EXERCISE TASK: Extract the records below word for word and ignore the images.

╭─ DATA PROVIDED

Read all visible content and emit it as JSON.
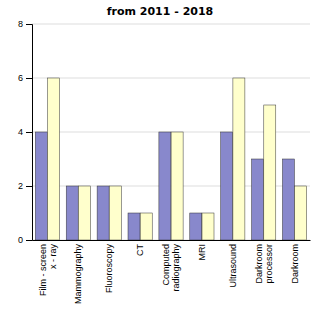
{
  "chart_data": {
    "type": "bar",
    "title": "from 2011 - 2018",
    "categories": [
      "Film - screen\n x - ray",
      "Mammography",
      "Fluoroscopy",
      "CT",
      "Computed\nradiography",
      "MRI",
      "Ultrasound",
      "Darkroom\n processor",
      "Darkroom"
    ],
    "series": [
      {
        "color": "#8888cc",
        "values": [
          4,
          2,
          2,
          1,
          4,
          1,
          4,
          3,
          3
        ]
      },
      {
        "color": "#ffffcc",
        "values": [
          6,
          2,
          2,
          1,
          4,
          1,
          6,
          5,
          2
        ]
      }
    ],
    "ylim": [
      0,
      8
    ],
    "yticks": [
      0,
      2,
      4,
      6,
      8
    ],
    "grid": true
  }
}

╰─

RESULT OF THE EXERCISE:
Read all visible content and emit it as JSON.
{
  "chart_data": {
    "type": "bar",
    "title": "from 2011 - 2018",
    "categories": [
      "Film - screen\n x - ray",
      "Mammography",
      "Fluoroscopy",
      "CT",
      "Computed\nradiography",
      "MRI",
      "Ultrasound",
      "Darkroom\n processor",
      "Darkroom"
    ],
    "series": [
      {
        "color": "#8888cc",
        "values": [
          4,
          2,
          2,
          1,
          4,
          1,
          4,
          3,
          3
        ]
      },
      {
        "color": "#ffffcc",
        "values": [
          6,
          2,
          2,
          1,
          4,
          1,
          6,
          5,
          2
        ]
      }
    ],
    "ylim": [
      0,
      8
    ],
    "yticks": [
      0,
      2,
      4,
      6,
      8
    ],
    "grid": true
  }
}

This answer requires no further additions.